Go through the listing below and gather every line with the word "totum".

+ + + +

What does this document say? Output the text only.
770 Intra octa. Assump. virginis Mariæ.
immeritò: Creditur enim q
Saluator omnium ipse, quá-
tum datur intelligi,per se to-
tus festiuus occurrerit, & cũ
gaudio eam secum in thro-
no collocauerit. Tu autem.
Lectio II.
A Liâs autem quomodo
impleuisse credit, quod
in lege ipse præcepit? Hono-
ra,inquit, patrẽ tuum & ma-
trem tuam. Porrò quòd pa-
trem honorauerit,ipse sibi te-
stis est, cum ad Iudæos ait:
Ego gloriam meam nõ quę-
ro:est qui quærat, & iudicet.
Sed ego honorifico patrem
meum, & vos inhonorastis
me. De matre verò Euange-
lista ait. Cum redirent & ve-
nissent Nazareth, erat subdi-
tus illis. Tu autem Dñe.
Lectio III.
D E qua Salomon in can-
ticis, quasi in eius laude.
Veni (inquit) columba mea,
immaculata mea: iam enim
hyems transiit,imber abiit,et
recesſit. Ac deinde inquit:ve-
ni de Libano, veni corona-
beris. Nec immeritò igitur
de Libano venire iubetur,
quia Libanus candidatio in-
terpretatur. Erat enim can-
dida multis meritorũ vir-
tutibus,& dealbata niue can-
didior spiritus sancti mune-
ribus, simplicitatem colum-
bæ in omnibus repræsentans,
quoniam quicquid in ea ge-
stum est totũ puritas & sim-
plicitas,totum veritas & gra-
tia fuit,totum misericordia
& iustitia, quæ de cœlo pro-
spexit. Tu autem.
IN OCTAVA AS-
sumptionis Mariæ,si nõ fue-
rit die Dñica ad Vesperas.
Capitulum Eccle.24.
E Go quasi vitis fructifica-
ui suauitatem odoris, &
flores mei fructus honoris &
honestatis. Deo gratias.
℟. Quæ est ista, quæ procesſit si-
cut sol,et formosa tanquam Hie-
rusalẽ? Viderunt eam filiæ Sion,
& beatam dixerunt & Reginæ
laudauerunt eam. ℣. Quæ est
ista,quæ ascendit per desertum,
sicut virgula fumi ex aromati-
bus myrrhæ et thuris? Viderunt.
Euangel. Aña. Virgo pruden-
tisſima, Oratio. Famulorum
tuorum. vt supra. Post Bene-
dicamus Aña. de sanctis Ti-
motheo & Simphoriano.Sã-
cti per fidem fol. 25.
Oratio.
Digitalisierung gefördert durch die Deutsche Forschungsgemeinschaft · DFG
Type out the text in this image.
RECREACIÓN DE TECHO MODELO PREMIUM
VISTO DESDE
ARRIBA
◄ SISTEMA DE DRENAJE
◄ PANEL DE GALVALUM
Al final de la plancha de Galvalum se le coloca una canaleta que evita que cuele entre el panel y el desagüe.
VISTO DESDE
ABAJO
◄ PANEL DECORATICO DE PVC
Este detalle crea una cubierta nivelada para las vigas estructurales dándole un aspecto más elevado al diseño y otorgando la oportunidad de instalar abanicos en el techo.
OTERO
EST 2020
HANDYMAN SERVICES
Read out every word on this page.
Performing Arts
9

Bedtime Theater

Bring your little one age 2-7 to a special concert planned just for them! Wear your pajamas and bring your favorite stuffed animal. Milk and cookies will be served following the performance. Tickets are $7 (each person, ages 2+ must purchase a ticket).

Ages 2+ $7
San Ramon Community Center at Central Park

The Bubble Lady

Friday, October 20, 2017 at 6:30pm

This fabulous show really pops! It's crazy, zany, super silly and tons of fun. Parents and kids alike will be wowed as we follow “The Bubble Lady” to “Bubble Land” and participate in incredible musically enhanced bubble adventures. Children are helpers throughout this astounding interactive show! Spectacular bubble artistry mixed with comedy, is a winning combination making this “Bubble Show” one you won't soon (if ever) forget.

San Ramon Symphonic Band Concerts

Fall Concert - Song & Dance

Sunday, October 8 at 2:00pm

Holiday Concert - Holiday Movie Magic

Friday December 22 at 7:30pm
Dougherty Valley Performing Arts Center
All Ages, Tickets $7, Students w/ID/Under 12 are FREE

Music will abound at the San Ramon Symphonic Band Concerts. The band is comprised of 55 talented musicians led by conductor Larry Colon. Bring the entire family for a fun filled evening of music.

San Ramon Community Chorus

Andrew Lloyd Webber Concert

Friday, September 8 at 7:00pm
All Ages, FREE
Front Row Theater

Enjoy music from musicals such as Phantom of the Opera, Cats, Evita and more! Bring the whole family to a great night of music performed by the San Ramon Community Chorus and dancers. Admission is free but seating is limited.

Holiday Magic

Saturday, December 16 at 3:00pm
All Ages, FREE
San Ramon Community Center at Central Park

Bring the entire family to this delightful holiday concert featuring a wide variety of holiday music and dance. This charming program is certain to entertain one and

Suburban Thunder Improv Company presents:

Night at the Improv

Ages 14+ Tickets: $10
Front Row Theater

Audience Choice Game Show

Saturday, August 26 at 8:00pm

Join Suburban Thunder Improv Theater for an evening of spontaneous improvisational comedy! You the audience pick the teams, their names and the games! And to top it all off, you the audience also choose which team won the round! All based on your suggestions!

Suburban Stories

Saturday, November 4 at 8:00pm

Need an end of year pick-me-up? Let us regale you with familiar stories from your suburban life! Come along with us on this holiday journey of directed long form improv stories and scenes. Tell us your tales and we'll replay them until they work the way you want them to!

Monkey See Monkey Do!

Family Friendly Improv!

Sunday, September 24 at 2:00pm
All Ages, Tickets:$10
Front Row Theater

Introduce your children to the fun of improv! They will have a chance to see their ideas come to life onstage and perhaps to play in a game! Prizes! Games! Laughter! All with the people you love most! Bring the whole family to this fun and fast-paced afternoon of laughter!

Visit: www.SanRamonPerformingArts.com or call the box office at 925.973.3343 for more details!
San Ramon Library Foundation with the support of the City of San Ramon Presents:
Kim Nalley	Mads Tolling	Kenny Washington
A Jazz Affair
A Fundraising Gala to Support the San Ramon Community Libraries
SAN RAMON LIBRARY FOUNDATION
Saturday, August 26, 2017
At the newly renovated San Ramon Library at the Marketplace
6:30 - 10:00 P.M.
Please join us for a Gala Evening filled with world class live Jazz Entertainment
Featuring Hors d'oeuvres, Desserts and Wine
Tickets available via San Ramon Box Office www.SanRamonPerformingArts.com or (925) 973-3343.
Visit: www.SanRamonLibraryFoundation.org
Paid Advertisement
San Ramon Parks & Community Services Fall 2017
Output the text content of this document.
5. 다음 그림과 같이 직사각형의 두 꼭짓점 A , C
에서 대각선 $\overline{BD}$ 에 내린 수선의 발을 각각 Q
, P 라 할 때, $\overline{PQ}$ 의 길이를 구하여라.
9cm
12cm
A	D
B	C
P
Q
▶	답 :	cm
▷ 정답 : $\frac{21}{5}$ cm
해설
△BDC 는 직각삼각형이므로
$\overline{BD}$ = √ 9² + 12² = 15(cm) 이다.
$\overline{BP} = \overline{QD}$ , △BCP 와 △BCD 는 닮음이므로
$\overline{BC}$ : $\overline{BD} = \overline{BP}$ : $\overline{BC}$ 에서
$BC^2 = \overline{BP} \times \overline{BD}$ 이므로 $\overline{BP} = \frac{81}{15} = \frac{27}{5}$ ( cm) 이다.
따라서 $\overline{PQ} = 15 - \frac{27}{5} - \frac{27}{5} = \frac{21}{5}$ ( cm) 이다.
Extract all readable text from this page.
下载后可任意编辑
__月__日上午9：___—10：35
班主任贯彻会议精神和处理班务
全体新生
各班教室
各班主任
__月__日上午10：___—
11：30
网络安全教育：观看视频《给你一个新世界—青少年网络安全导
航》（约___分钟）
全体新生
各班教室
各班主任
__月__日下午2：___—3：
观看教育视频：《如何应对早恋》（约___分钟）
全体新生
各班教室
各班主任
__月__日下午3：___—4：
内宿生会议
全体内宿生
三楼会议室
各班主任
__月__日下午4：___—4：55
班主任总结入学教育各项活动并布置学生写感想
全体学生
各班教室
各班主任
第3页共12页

+ + + +

Response to the exercise:
plicitas,totum veritas & gra-
tia fuit,totum misericordia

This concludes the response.